**Work to be completed**.
Without including the pictures, copy out every line below.

+++++

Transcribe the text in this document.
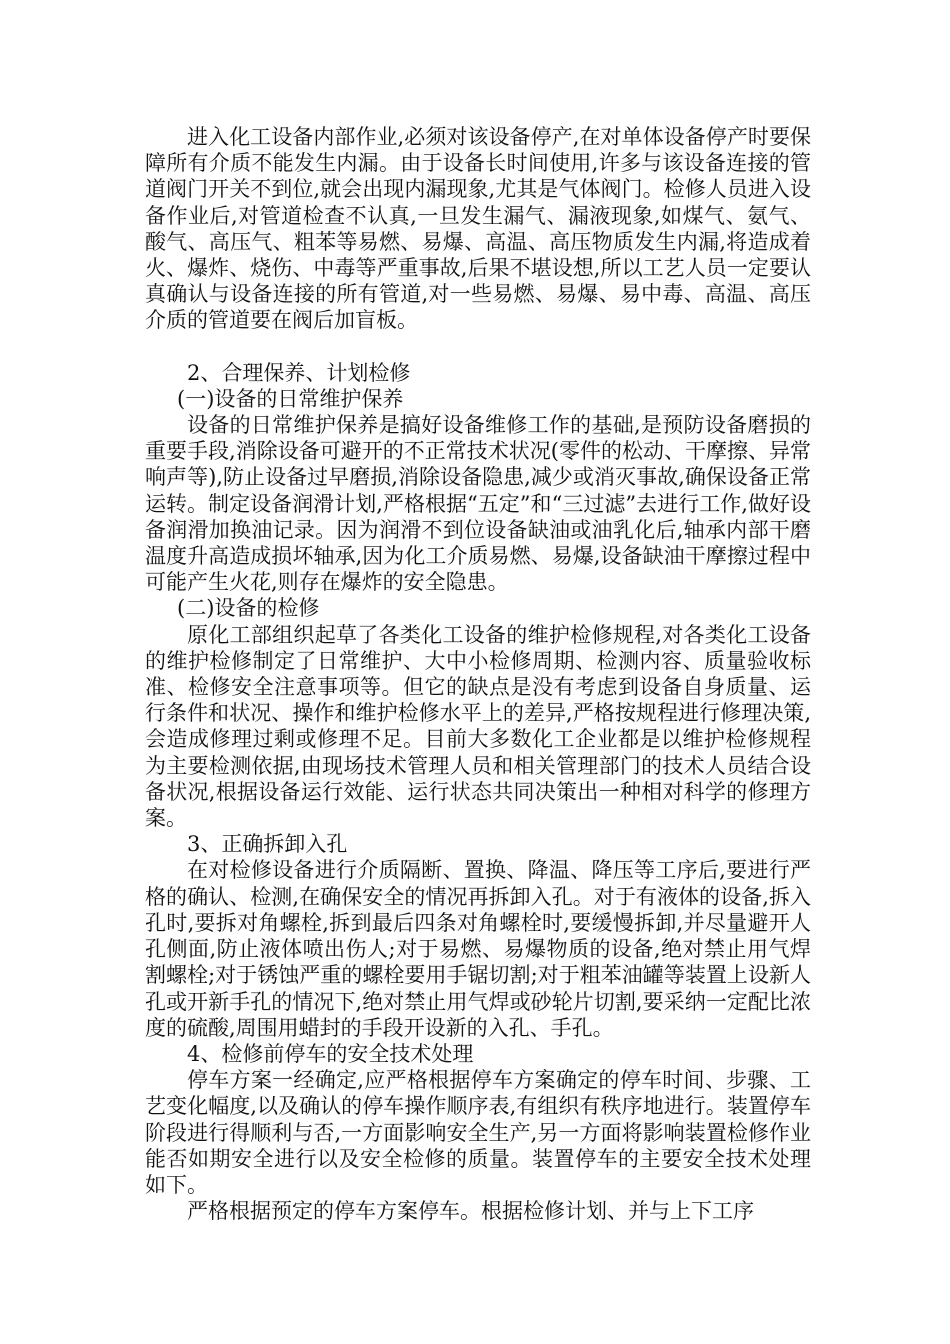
进入化工设备内部作业,必须对该设备停产,在对单体设备停产时要保障所有介质不能发生内漏。由于设备长时间使用,许多与该设备连接的管道阀门开关不到位,就会出现内漏现象,尤其是气体阀门。检修人员进入设备作业后,对管道检查不认真,一旦发生漏气、漏液现象,如煤气、氨气、酸气、高压气、粗苯等易燃、易爆、高温、高压物质发生内漏,将造成着火、爆炸、烧伤、中毒等严重事故,后果不堪设想,所以工艺人员一定要认真确认与设备连接的所有管道,对一些易燃、易爆、易中毒、高温、高压介质的管道要在阀后加盲板。

2、合理保养、计划检修

(一)设备的日常维护保养

设备的日常维护保养是搞好设备维修工作的基础,是预防设备磨损的重要手段,消除设备可避开的不正常技术状况(零件的松动、干摩擦、异常响声等),防止设备过早磨损,消除设备隐患,减少或消灭事故,确保设备正常运转。制定设备润滑计划,严格根据“五定”和“三过滤”去进行工作,做好设备润滑加换油记录。因为润滑不到位设备缺油或油乳化后,轴承内部干磨温度升高造成损坏轴承,因为化工介质易燃、易爆,设备缺油干摩擦过程中可能产生火花,则存在爆炸的安全隐患。

(二)设备的检修

原化工部组织起草了各类化工设备的维护检修规程,对各类化工设备的维护检修制定了日常维护、大中小检修周期、检测内容、质量验收标准、检修安全注意事项等。但它的缺点是没有考虑到设备自身质量、运行条件和状况、操作和维护检修水平上的差异,严格按规程进行修理决策,会造成修理过剩或修理不足。目前大多数化工企业都是以维护检修规程为主要检测依据,由现场技术管理人员和相关管理部门的技术人员结合设备状况,根据设备运行效能、运行状态共同决策出一种相对科学的修理方案。

3、正确拆卸入孔

在对检修设备进行介质隔断、置换、降温、降压等工序后,要进行严格的确认、检测,在确保安全的情况再拆卸入孔。对于有液体的设备,拆入孔时,要拆对角螺栓,拆到最后四条对角螺栓时,要缓慢拆卸,并尽量避开人孔侧面,防止液体喷出伤人;对于易燃、易爆物质的设备,绝对禁止用气焊割螺栓;对于锈蚀严重的螺栓要用手锯切割;对于粗苯油罐等装置上设新人孔或开新手孔的情况下,绝对禁止用气焊或砂轮片切割,要采纳一定配比浓度的硫酸,周围用蜡封的手段开设新的入孔、手孔。

4、检修前停车的安全技术处理

停车方案一经确定,应严格根据停车方案确定的停车时间、步骤、工艺变化幅度,以及确认的停车操作顺序表,有组织有秩序地进行。装置停车阶段进行得顺利与否,一方面影响安全生产,另一方面将影响装置检修作业能否如期安全进行以及安全检修的质量。装置停车的主要安全技术处理如下。

严格根据预定的停车方案停车。根据检修计划、并与上下工序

+++++

**Exercise answer**.
Transcribe the text in this document.
进入化工设备内部作业,必须对该设备停产,在对单体设备停产时要保障所有介质不能发生内漏。由于设备长时间使用,许多与该设备连接的管道阀门开关不到位,就会出现内漏现象,尤其是气体阀门。检修人员进入设备作业后,对管道检查不认真,一旦发生漏气、漏液现象,如煤气、氨气、酸气、高压气、粗苯等易燃、易爆、高温、高压物质发生内漏,将造成着火、爆炸、烧伤、中毒等严重事故,后果不堪设想,所以工艺人员一定要认真确认与设备连接的所有管道,对一些易燃、易爆、易中毒、高温、高压介质的管道要在阀后加盲板。

2、合理保养、计划检修

(一)设备的日常维护保养

设备的日常维护保养是搞好设备维修工作的基础,是预防设备磨损的重要手段,消除设备可避开的不正常技术状况(零件的松动、干摩擦、异常响声等),防止设备过早磨损,消除设备隐患,减少或消灭事故,确保设备正常运转。制定设备润滑计划,严格根据“五定”和“三过滤”去进行工作,做好设备润滑加换油记录。因为润滑不到位设备缺油或油乳化后,轴承内部干磨温度升高造成损坏轴承,因为化工介质易燃、易爆,设备缺油干摩擦过程中可能产生火花,则存在爆炸的安全隐患。

(二)设备的检修

原化工部组织起草了各类化工设备的维护检修规程,对各类化工设备的维护检修制定了日常维护、大中小检修周期、检测内容、质量验收标准、检修安全注意事项等。但它的缺点是没有考虑到设备自身质量、运行条件和状况、操作和维护检修水平上的差异,严格按规程进行修理决策,会造成修理过剩或修理不足。目前大多数化工企业都是以维护检修规程为主要检测依据,由现场技术管理人员和相关管理部门的技术人员结合设备状况,根据设备运行效能、运行状态共同决策出一种相对科学的修理方案。

3、正确拆卸入孔

在对检修设备进行介质隔断、置换、降温、降压等工序后,要进行严格的确认、检测,在确保安全的情况再拆卸入孔。对于有液体的设备,拆入孔时,要拆对角螺栓,拆到最后四条对角螺栓时,要缓慢拆卸,并尽量避开人孔侧面,防止液体喷出伤人;对于易燃、易爆物质的设备,绝对禁止用气焊割螺栓;对于锈蚀严重的螺栓要用手锯切割;对于粗苯油罐等装置上设新人孔或开新手孔的情况下,绝对禁止用气焊或砂轮片切割,要采纳一定配比浓度的硫酸,周围用蜡封的手段开设新的入孔、手孔。

4、检修前停车的安全技术处理

停车方案一经确定,应严格根据停车方案确定的停车时间、步骤、工艺变化幅度,以及确认的停车操作顺序表,有组织有秩序地进行。装置停车阶段进行得顺利与否,一方面影响安全生产,另一方面将影响装置检修作业能否如期安全进行以及安全检修的质量。装置停车的主要安全技术处理如下。

严格根据预定的停车方案停车。根据检修计划、并与上下工序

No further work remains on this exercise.